### What you are asked to do
Pictures within the data are to be left out; everything else must be reproduced exactly.
■ ■ ■ ■
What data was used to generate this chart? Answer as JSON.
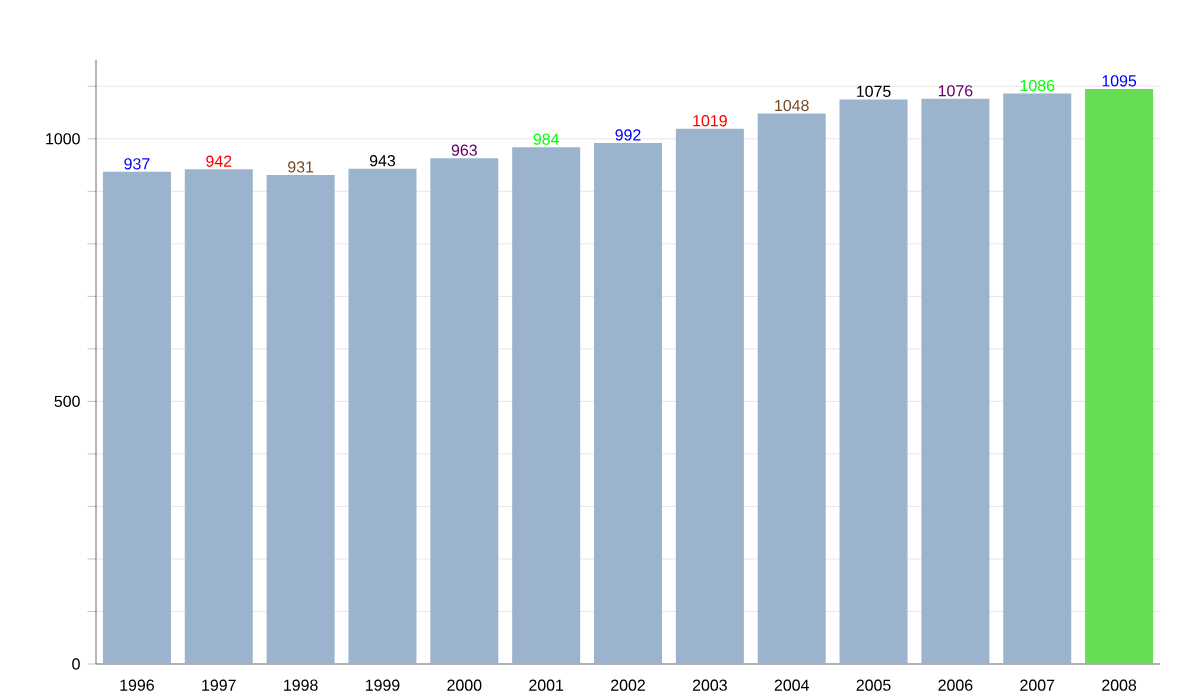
{
  "chart_data": {
    "type": "bar",
    "categories": [
      "1996",
      "1997",
      "1998",
      "1999",
      "2000",
      "2001",
      "2002",
      "2003",
      "2004",
      "2005",
      "2006",
      "2007",
      "2008"
    ],
    "values": [
      937,
      942,
      931,
      943,
      963,
      984,
      992,
      1019,
      1048,
      1075,
      1076,
      1086,
      1095
    ],
    "colors": [
      "#9bb3cc",
      "#9bb3cc",
      "#9bb3cc",
      "#9bb3cc",
      "#9bb3cc",
      "#9bb3cc",
      "#9bb3cc",
      "#9bb3cc",
      "#9bb3cc",
      "#9bb3cc",
      "#9bb3cc",
      "#9bb3cc",
      "#66dd55"
    ],
    "ylim": [
      0,
      1150
    ],
    "yticks": [
      0,
      {
        "value": 100,
        "label": null
      },
      {
        "value": 200,
        "label": null
      },
      {
        "value": 300,
        "label": null
      },
      {
        "value": 400,
        "label": null
      },
      500,
      {
        "value": 600,
        "label": null
      },
      {
        "value": 700,
        "label": null
      },
      {
        "value": 800,
        "label": null
      },
      {
        "value": 900,
        "label": null
      },
      1000,
      {
        "value": 1100,
        "label": null
      }
    ],
    "grid": "y",
    "data_labels": true
  }
}
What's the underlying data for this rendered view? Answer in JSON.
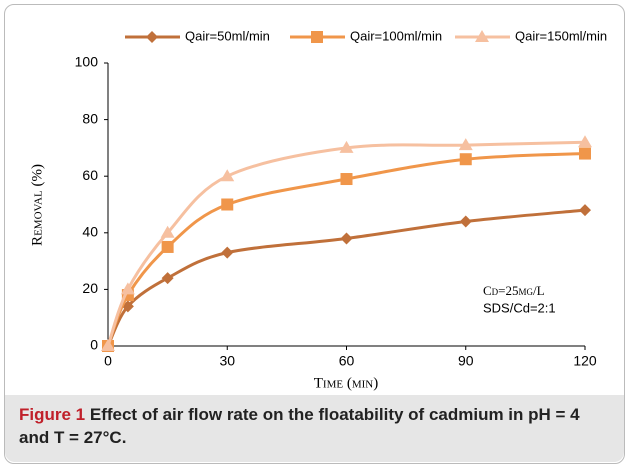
{
  "chart_data": {
    "type": "line",
    "x": [
      0,
      5,
      15,
      30,
      60,
      90,
      120
    ],
    "series": [
      {
        "name": "Qair=50ml/min",
        "color": "#c0703a",
        "marker": "diamond",
        "values": [
          0,
          14,
          24,
          33,
          38,
          44,
          48
        ]
      },
      {
        "name": "Qair=100ml/min",
        "color": "#f0964a",
        "marker": "square",
        "values": [
          0,
          18,
          35,
          50,
          59,
          66,
          68
        ]
      },
      {
        "name": "Qair=150ml/min",
        "color": "#f6c0a0",
        "marker": "triangle",
        "values": [
          0,
          20,
          40,
          60,
          70,
          71,
          72
        ]
      }
    ],
    "xlim": [
      0,
      120
    ],
    "xticks": [
      0,
      30,
      60,
      90,
      120
    ],
    "ylim": [
      0,
      100
    ],
    "yticks": [
      0,
      20,
      40,
      60,
      80,
      100
    ],
    "x_label": "Time (min)",
    "y_label": "Removal (%)",
    "annotations": [
      "Cd=25mg/L",
      "SDS/Cd=2:1"
    ],
    "legend": "top",
    "caption_label": "Figure 1",
    "caption": "Effect of air flow rate on the floatability of cadmium in pH = 4 and T = 27°C."
  }
}
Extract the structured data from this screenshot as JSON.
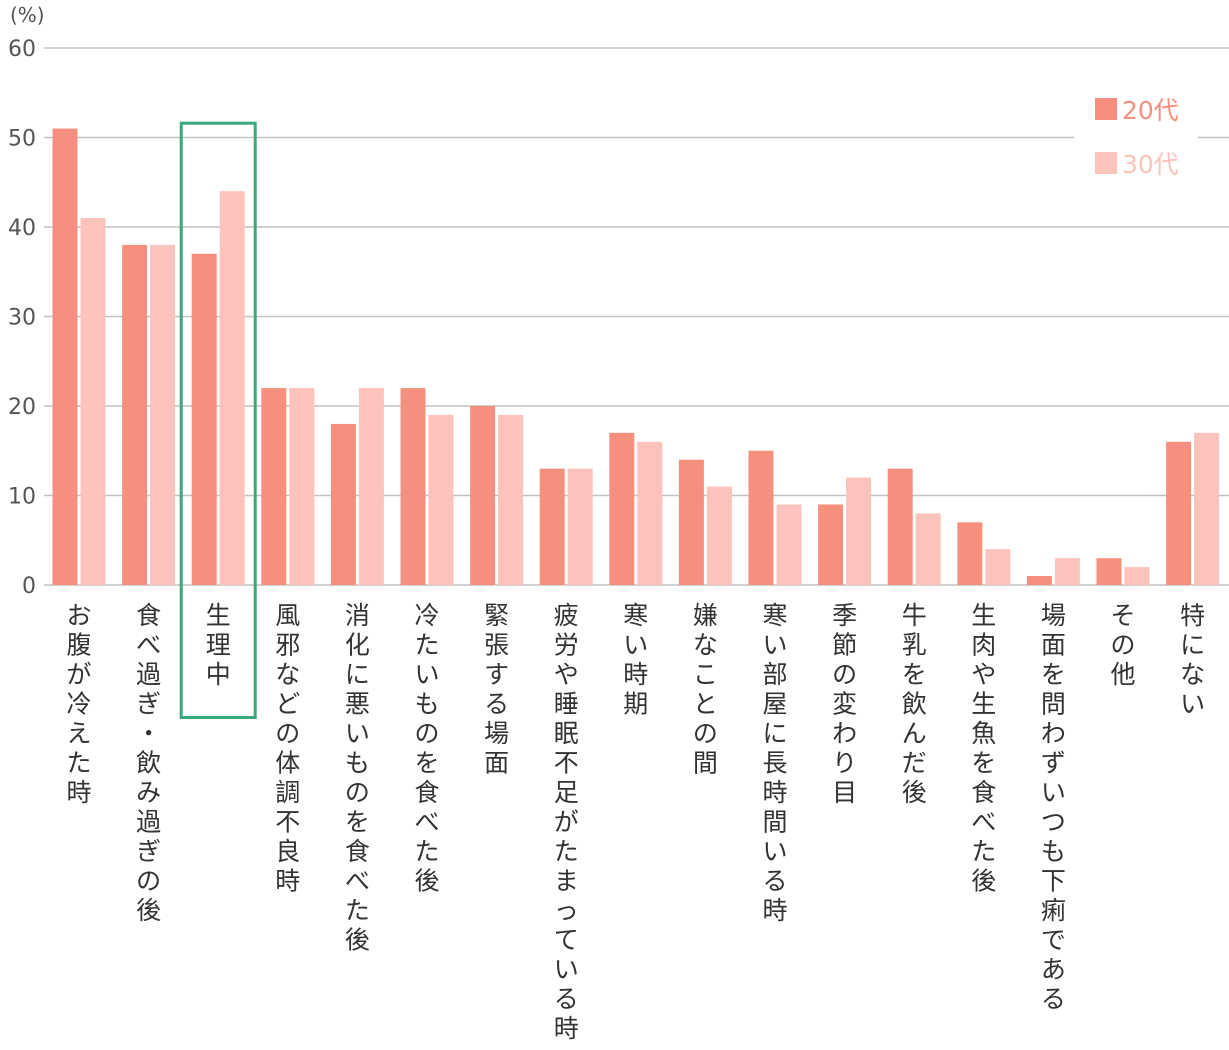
{
  "chart_data": {
    "type": "bar",
    "unit_label": "(%)",
    "ylim": [
      0,
      60
    ],
    "yticks": [
      0,
      10,
      20,
      30,
      40,
      50,
      60
    ],
    "grid": true,
    "legend_position": "top-right",
    "categories": [
      "お腹が冷えた時",
      "食べ過ぎ・飲み過ぎの後",
      "生理中",
      "風邪などの体調不良時",
      "消化に悪いものを食べた後",
      "冷たいものを食べた後",
      "緊張する場面",
      "疲労や睡眠不足がたまっている時",
      "寒い時期",
      "嫌なことの間",
      "寒い部屋に長時間いる時",
      "季節の変わり目",
      "牛乳を飲んだ後",
      "生肉や生魚を食べた後",
      "場面を問わずいつも下痢である",
      "その他",
      "特にない"
    ],
    "series": [
      {
        "name": "20代",
        "color": "#f78f7e",
        "values": [
          51,
          38,
          37,
          22,
          18,
          22,
          20,
          13,
          17,
          14,
          15,
          9,
          13,
          7,
          1,
          3,
          16
        ]
      },
      {
        "name": "30代",
        "color": "#fcc3bc",
        "values": [
          41,
          38,
          44,
          22,
          22,
          19,
          19,
          13,
          16,
          11,
          9,
          12,
          8,
          4,
          3,
          2,
          17
        ]
      }
    ],
    "highlight": {
      "category": "生理中",
      "color": "#3aa87a"
    },
    "gridline_color": "#c2c2c2"
  }
}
■ ■ ■ ■
### Task answer
What data was used to generate this chart? Answer as JSON.
{
  "chart_data": {
    "type": "bar",
    "categories": [
      "1996",
      "1997",
      "1998",
      "1999",
      "2000",
      "2001",
      "2002",
      "2003",
      "2004",
      "2005",
      "2006",
      "2007",
      "2008"
    ],
    "values": [
      937,
      942,
      931,
      943,
      963,
      984,
      992,
      1019,
      1048,
      1075,
      1076,
      1086,
      1095
    ],
    "colors": [
      "#9bb3cc",
      "#9bb3cc",
      "#9bb3cc",
      "#9bb3cc",
      "#9bb3cc",
      "#9bb3cc",
      "#9bb3cc",
      "#9bb3cc",
      "#9bb3cc",
      "#9bb3cc",
      "#9bb3cc",
      "#9bb3cc",
      "#66dd55"
    ],
    "ylim": [
      0,
      1150
    ],
    "yticks": [
      0,
      {
        "value": 100,
        "label": null
      },
      {
        "value": 200,
        "label": null
      },
      {
        "value": 300,
        "label": null
      },
      {
        "value": 400,
        "label": null
      },
      500,
      {
        "value": 600,
        "label": null
      },
      {
        "value": 700,
        "label": null
      },
      {
        "value": 800,
        "label": null
      },
      {
        "value": 900,
        "label": null
      },
      1000,
      {
        "value": 1100,
        "label": null
      }
    ],
    "grid": "y",
    "data_labels": true
  }
}
What's the underlying data for this rendered view? Answer in JSON.
{
  "chart_data": {
    "type": "line",
    "x": [
      0,
      5,
      15,
      30,
      60,
      90,
      120
    ],
    "series": [
      {
        "name": "Qair=50ml/min",
        "color": "#c0703a",
        "marker": "diamond",
        "values": [
          0,
          14,
          24,
          33,
          38,
          44,
          48
        ]
      },
      {
        "name": "Qair=100ml/min",
        "color": "#f0964a",
        "marker": "square",
        "values": [
          0,
          18,
          35,
          50,
          59,
          66,
          68
        ]
      },
      {
        "name": "Qair=150ml/min",
        "color": "#f6c0a0",
        "marker": "triangle",
        "values": [
          0,
          20,
          40,
          60,
          70,
          71,
          72
        ]
      }
    ],
    "xlim": [
      0,
      120
    ],
    "xticks": [
      0,
      30,
      60,
      90,
      120
    ],
    "ylim": [
      0,
      100
    ],
    "yticks": [
      0,
      20,
      40,
      60,
      80,
      100
    ],
    "x_label": "Time (min)",
    "y_label": "Removal (%)",
    "annotations": [
      "Cd=25mg/L",
      "SDS/Cd=2:1"
    ],
    "legend": "top",
    "caption_label": "Figure 1",
    "caption": "Effect of air flow rate on the floatability of cadmium in pH = 4 and T = 27°C."
  }
}
Extract the structured data from this screenshot as JSON.
{
  "chart_data": {
    "type": "bar",
    "unit_label": "(%)",
    "ylim": [
      0,
      60
    ],
    "yticks": [
      0,
      10,
      20,
      30,
      40,
      50,
      60
    ],
    "grid": true,
    "legend_position": "top-right",
    "categories": [
      "お腹が冷えた時",
      "食べ過ぎ・飲み過ぎの後",
      "生理中",
      "風邪などの体調不良時",
      "消化に悪いものを食べた後",
      "冷たいものを食べた後",
      "緊張する場面",
      "疲労や睡眠不足がたまっている時",
      "寒い時期",
      "嫌なことの間",
      "寒い部屋に長時間いる時",
      "季節の変わり目",
      "牛乳を飲んだ後",
      "生肉や生魚を食べた後",
      "場面を問わずいつも下痢である",
      "その他",
      "特にない"
    ],
    "series": [
      {
        "name": "20代",
        "color": "#f78f7e",
        "values": [
          51,
          38,
          37,
          22,
          18,
          22,
          20,
          13,
          17,
          14,
          15,
          9,
          13,
          7,
          1,
          3,
          16
        ]
      },
      {
        "name": "30代",
        "color": "#fcc3bc",
        "values": [
          41,
          38,
          44,
          22,
          22,
          19,
          19,
          13,
          16,
          11,
          9,
          12,
          8,
          4,
          3,
          2,
          17
        ]
      }
    ],
    "highlight": {
      "category": "生理中",
      "color": "#3aa87a"
    },
    "gridline_color": "#c2c2c2"
  }
}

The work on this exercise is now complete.